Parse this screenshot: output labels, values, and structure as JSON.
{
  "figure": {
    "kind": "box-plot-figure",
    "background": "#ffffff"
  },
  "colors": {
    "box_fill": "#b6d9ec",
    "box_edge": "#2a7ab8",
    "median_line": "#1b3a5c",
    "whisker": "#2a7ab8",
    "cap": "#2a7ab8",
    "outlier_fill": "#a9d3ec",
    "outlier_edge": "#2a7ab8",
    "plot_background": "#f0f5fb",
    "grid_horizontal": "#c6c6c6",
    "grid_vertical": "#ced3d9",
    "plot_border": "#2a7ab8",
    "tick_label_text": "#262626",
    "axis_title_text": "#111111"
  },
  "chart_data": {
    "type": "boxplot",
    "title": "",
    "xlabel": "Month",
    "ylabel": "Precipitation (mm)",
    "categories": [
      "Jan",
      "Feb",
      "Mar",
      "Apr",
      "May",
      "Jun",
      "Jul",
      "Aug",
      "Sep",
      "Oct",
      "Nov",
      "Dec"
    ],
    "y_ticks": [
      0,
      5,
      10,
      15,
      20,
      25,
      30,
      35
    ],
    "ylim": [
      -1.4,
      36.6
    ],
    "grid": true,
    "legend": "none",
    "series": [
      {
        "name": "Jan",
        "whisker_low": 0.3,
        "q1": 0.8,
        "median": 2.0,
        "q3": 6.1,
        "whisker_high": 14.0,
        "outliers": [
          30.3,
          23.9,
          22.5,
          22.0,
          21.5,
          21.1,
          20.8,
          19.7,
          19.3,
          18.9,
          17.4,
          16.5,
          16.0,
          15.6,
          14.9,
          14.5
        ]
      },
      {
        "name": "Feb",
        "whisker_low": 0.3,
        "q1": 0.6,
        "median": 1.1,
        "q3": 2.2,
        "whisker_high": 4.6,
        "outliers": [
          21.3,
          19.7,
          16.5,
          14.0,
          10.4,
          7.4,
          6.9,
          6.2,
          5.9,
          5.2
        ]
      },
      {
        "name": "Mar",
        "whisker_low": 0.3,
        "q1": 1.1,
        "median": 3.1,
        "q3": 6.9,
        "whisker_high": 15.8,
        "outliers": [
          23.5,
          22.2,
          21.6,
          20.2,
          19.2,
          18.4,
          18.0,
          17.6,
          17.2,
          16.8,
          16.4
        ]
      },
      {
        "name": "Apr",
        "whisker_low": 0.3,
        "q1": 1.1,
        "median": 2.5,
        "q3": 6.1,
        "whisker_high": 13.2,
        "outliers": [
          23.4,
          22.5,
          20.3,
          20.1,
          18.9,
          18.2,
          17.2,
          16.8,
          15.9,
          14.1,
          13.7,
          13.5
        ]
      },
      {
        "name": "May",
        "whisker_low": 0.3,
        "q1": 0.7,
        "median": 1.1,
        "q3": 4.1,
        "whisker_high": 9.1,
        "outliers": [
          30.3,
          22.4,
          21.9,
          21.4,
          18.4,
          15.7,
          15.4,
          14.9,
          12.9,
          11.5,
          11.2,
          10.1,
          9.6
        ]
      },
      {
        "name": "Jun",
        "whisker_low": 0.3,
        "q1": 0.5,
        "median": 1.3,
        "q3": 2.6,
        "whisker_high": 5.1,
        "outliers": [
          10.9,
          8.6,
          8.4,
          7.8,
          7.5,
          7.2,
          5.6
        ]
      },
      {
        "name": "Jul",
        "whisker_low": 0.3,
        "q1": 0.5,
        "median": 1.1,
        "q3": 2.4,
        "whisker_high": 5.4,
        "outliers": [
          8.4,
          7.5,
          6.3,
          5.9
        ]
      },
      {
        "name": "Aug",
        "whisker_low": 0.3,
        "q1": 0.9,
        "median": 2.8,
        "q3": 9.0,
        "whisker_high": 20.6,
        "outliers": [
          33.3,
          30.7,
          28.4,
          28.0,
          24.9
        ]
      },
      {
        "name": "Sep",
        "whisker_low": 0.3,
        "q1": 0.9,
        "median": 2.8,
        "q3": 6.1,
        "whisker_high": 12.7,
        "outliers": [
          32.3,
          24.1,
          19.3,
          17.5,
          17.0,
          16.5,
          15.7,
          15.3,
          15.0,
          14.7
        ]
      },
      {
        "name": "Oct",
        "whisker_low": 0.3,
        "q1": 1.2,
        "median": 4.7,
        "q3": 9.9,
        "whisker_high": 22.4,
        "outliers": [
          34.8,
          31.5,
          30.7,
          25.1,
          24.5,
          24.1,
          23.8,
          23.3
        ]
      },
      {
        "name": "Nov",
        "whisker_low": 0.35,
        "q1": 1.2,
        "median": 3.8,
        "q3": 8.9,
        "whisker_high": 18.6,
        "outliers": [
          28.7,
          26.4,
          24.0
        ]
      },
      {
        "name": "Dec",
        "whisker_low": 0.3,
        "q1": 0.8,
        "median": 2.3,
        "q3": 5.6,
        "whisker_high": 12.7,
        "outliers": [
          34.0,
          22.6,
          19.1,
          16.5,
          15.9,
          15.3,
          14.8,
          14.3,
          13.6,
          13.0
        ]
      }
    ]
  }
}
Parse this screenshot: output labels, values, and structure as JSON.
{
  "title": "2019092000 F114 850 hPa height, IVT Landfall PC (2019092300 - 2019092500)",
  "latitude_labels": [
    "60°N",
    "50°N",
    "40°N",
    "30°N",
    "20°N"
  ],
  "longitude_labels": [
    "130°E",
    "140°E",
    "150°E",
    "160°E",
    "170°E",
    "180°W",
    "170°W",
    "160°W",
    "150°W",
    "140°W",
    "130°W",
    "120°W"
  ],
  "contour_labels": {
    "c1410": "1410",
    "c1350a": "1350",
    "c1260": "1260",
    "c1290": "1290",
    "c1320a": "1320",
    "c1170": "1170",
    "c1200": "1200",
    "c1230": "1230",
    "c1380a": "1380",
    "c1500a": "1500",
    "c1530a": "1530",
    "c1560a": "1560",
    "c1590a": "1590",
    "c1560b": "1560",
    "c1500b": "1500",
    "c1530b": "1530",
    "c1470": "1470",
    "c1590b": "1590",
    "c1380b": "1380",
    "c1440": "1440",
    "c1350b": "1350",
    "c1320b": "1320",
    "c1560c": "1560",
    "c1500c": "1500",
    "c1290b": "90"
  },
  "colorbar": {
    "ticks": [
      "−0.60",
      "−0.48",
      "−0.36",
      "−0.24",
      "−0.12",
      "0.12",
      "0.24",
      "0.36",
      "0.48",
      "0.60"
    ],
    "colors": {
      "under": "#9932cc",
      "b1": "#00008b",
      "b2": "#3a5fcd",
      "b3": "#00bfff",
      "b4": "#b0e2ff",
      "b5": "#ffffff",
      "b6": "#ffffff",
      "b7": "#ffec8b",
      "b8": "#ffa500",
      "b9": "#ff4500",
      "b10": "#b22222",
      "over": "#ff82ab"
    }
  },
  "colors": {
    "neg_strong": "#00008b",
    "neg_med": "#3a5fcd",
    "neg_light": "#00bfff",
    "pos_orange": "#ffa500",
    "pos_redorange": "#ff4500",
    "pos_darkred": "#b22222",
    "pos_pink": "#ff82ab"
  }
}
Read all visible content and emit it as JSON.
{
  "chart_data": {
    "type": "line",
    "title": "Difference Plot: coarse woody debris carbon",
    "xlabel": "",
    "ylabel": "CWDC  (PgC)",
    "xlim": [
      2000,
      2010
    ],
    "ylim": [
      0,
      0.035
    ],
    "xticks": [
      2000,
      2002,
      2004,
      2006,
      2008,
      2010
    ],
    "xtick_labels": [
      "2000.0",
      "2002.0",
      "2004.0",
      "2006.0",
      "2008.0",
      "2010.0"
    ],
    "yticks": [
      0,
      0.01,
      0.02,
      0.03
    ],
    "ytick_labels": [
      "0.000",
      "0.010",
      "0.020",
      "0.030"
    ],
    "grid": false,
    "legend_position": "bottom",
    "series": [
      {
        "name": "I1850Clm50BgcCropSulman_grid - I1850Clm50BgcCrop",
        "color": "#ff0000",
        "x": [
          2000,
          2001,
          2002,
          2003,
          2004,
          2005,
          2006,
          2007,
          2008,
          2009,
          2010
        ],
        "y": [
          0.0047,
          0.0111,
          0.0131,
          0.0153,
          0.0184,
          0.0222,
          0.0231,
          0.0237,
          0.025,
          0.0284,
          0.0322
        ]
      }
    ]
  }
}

**Your task:** Extract exactly the lines between the line containing "Read all visible content and emit it as JSON." and the end of the data, including both.

**Reply:**
Read all visible content and emit it as JSON.
{
  "chart_data": {
    "type": "line",
    "title": "Difference Plot: coarse woody debris carbon",
    "xlabel": "",
    "ylabel": "CWDC  (PgC)",
    "xlim": [
      2000,
      2010
    ],
    "ylim": [
      0,
      0.035
    ],
    "xticks": [
      2000,
      2002,
      2004,
      2006,
      2008,
      2010
    ],
    "xtick_labels": [
      "2000.0",
      "2002.0",
      "2004.0",
      "2006.0",
      "2008.0",
      "2010.0"
    ],
    "yticks": [
      0,
      0.01,
      0.02,
      0.03
    ],
    "ytick_labels": [
      "0.000",
      "0.010",
      "0.020",
      "0.030"
    ],
    "grid": false,
    "legend_position": "bottom",
    "series": [
      {
        "name": "I1850Clm50BgcCropSulman_grid - I1850Clm50BgcCrop",
        "color": "#ff0000",
        "x": [
          2000,
          2001,
          2002,
          2003,
          2004,
          2005,
          2006,
          2007,
          2008,
          2009,
          2010
        ],
        "y": [
          0.0047,
          0.0111,
          0.0131,
          0.0153,
          0.0184,
          0.0222,
          0.0231,
          0.0237,
          0.025,
          0.0284,
          0.0322
        ]
      }
    ]
  }
}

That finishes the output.